(Spatial annotation records)
------------------------------------------------

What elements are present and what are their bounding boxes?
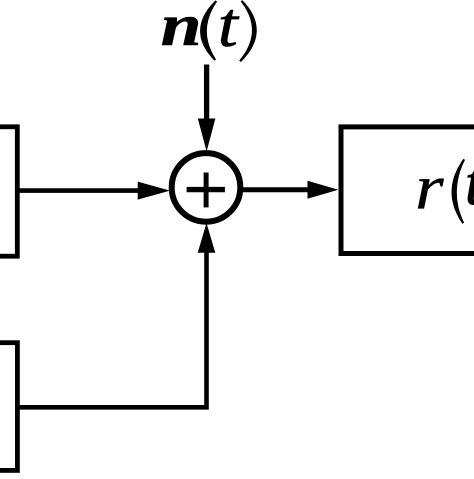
- svg-text:r: r: [415, 152, 445, 223]
- svg-text:n: n: [161, 0, 202, 58]
- svg-text:t: t: [218, 0, 240, 60]
- svg-text:t: t: [465, 147, 474, 218]
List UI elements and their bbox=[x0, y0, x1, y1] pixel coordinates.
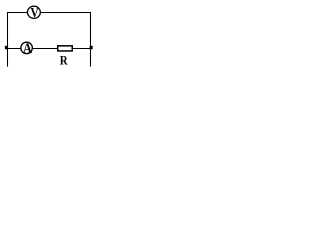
ammeter label A bbox=[23, 40, 32, 56]
resistor R body bbox=[58, 46, 73, 51]
svg-text:A: A bbox=[23, 40, 32, 56]
wire bottom horizontal (ammeter/resistor branch) bbox=[7, 48, 91, 50]
svg-text:V: V bbox=[30, 5, 39, 20]
resistor label R bbox=[60, 52, 68, 67]
svg-text:R: R bbox=[60, 52, 68, 67]
wire left vertical bbox=[7, 12, 9, 67]
ammeter A meter circle bbox=[21, 42, 32, 54]
junction dot right bbox=[90, 46, 93, 50]
junction dot left bbox=[5, 46, 8, 50]
voltmeter label V bbox=[30, 5, 39, 20]
voltmeter V meter circle bbox=[27, 6, 40, 18]
wire top horizontal bbox=[7, 12, 91, 14]
wire right vertical bbox=[90, 12, 92, 67]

------------------------------------------------

* **WHAT YOU HAVE TO DO**:
Print all of the data above verbatim, leaving out the pictures.

* **RESULT OF THE TASK**:
What elements are present and what are their bounding boxes?
- svg-text:r: r: [415, 152, 445, 223]
- svg-text:n: n: [161, 0, 202, 58]
- svg-text:t: t: [218, 0, 240, 60]
- svg-text:t: t: [465, 147, 474, 218]
List UI elements and their bbox=[x0, y0, x1, y1] pixel coordinates.
ammeter label A bbox=[23, 40, 32, 56]
resistor R body bbox=[58, 46, 73, 51]
svg-text:A: A bbox=[23, 40, 32, 56]
wire bottom horizontal (ammeter/resistor branch) bbox=[7, 48, 91, 50]
svg-text:V: V bbox=[30, 5, 39, 20]
resistor label R bbox=[60, 52, 68, 67]
svg-text:R: R bbox=[60, 52, 68, 67]
wire left vertical bbox=[7, 12, 9, 67]
ammeter A meter circle bbox=[21, 42, 32, 54]
junction dot right bbox=[90, 46, 93, 50]
junction dot left bbox=[5, 46, 8, 50]
voltmeter label V bbox=[30, 5, 39, 20]
voltmeter V meter circle bbox=[27, 6, 40, 18]
wire top horizontal bbox=[7, 12, 91, 14]
wire right vertical bbox=[90, 12, 92, 67]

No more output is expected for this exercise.